» Stated problem: Print every record below exactly as written.

___ Stored data ___

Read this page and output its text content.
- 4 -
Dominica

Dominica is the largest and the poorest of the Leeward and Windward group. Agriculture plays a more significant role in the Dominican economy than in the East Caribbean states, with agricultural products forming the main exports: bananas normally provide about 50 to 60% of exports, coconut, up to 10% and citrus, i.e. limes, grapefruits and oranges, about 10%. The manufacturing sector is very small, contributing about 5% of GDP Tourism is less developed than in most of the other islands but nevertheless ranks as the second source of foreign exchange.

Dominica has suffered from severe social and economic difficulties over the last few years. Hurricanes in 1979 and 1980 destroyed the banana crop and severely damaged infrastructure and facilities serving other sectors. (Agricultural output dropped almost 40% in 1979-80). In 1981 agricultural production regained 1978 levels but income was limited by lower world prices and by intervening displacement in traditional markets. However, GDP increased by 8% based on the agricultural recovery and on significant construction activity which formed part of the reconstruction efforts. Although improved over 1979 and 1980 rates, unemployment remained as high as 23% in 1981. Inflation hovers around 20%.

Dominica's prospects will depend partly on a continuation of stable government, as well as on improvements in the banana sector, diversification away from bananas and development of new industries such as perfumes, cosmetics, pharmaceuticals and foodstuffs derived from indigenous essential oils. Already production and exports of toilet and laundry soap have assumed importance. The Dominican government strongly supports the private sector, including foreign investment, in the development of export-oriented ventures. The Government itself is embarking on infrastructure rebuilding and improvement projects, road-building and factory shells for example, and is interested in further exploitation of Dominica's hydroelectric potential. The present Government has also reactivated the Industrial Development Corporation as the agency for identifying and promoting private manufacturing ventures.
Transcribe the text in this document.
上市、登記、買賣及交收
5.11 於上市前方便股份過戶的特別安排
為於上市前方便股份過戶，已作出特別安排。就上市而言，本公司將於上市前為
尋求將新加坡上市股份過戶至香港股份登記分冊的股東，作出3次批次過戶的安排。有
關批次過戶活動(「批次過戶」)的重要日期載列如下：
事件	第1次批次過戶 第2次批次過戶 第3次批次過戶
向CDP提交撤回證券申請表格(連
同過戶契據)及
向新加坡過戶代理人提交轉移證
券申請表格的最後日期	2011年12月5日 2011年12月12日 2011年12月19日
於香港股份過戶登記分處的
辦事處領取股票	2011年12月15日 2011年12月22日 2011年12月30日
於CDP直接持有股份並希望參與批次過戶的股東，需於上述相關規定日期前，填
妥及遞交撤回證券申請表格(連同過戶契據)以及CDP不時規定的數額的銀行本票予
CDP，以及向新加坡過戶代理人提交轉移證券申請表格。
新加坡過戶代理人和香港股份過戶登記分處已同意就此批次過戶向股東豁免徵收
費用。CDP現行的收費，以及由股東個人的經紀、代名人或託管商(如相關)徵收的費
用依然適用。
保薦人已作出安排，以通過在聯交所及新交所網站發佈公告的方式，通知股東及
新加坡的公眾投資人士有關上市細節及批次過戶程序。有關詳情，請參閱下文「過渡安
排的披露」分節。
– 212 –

___

» Full output:
Read this page and output its text content.
- 4 -
Dominica

Dominica is the largest and the poorest of the Leeward and Windward group. Agriculture plays a more significant role in the Dominican economy than in the East Caribbean states, with agricultural products forming the main exports: bananas normally provide about 50 to 60% of exports, coconut, up to 10% and citrus, i.e. limes, grapefruits and oranges, about 10%. The manufacturing sector is very small, contributing about 5% of GDP Tourism is less developed than in most of the other islands but nevertheless ranks as the second source of foreign exchange.

Dominica has suffered from severe social and economic difficulties over the last few years. Hurricanes in 1979 and 1980 destroyed the banana crop and severely damaged infrastructure and facilities serving other sectors. (Agricultural output dropped almost 40% in 1979-80). In 1981 agricultural production regained 1978 levels but income was limited by lower world prices and by intervening displacement in traditional markets. However, GDP increased by 8% based on the agricultural recovery and on significant construction activity which formed part of the reconstruction efforts. Although improved over 1979 and 1980 rates, unemployment remained as high as 23% in 1981. Inflation hovers around 20%.

Dominica's prospects will depend partly on a continuation of stable government, as well as on improvements in the banana sector, diversification away from bananas and development of new industries such as perfumes, cosmetics, pharmaceuticals and foodstuffs derived from indigenous essential oils. Already production and exports of toilet and laundry soap have assumed importance. The Dominican government strongly supports the private sector, including foreign investment, in the development of export-oriented ventures. The Government itself is embarking on infrastructure rebuilding and improvement projects, road-building and factory shells for example, and is interested in further exploitation of Dominica's hydroelectric potential. The present Government has also reactivated the Industrial Development Corporation as the agency for identifying and promoting private manufacturing ventures.
Transcribe the text in this document.
上市、登記、買賣及交收
5.11 於上市前方便股份過戶的特別安排
為於上市前方便股份過戶，已作出特別安排。就上市而言，本公司將於上市前為
尋求將新加坡上市股份過戶至香港股份登記分冊的股東，作出3次批次過戶的安排。有
關批次過戶活動(「批次過戶」)的重要日期載列如下：
事件	第1次批次過戶 第2次批次過戶 第3次批次過戶
向CDP提交撤回證券申請表格(連
同過戶契據)及
向新加坡過戶代理人提交轉移證
券申請表格的最後日期	2011年12月5日 2011年12月12日 2011年12月19日
於香港股份過戶登記分處的
辦事處領取股票	2011年12月15日 2011年12月22日 2011年12月30日
於CDP直接持有股份並希望參與批次過戶的股東，需於上述相關規定日期前，填
妥及遞交撤回證券申請表格(連同過戶契據)以及CDP不時規定的數額的銀行本票予
CDP，以及向新加坡過戶代理人提交轉移證券申請表格。
新加坡過戶代理人和香港股份過戶登記分處已同意就此批次過戶向股東豁免徵收
費用。CDP現行的收費，以及由股東個人的經紀、代名人或託管商(如相關)徵收的費
用依然適用。
保薦人已作出安排，以通過在聯交所及新交所網站發佈公告的方式，通知股東及
新加坡的公眾投資人士有關上市細節及批次過戶程序。有關詳情，請參閱下文「過渡安
排的披露」分節。
– 212 –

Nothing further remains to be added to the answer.